*Data supplied*
------------------------------------------------------------------------

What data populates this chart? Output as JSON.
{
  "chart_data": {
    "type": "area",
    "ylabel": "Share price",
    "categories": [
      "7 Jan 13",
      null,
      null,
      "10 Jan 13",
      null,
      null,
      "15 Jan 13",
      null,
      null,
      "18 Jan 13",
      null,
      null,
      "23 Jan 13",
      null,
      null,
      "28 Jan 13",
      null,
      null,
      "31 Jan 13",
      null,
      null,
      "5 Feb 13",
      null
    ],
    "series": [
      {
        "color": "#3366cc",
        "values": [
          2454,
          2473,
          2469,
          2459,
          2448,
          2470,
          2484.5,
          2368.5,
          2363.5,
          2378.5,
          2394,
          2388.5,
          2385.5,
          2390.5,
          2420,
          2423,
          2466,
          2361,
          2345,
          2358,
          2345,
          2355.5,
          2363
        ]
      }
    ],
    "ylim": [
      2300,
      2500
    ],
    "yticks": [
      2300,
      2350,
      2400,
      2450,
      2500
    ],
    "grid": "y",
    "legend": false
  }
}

------------------------------------------------------------------------

*To be done*
From the first line to the last, retype the data exactly.

*Answer to the problem*
What data populates this chart? Output as JSON.
{
  "chart_data": {
    "type": "area",
    "ylabel": "Share price",
    "categories": [
      "7 Jan 13",
      null,
      null,
      "10 Jan 13",
      null,
      null,
      "15 Jan 13",
      null,
      null,
      "18 Jan 13",
      null,
      null,
      "23 Jan 13",
      null,
      null,
      "28 Jan 13",
      null,
      null,
      "31 Jan 13",
      null,
      null,
      "5 Feb 13",
      null
    ],
    "series": [
      {
        "color": "#3366cc",
        "values": [
          2454,
          2473,
          2469,
          2459,
          2448,
          2470,
          2484.5,
          2368.5,
          2363.5,
          2378.5,
          2394,
          2388.5,
          2385.5,
          2390.5,
          2420,
          2423,
          2466,
          2361,
          2345,
          2358,
          2345,
          2355.5,
          2363
        ]
      }
    ],
    "ylim": [
      2300,
      2500
    ],
    "yticks": [
      2300,
      2350,
      2400,
      2450,
      2500
    ],
    "grid": "y",
    "legend": false
  }
}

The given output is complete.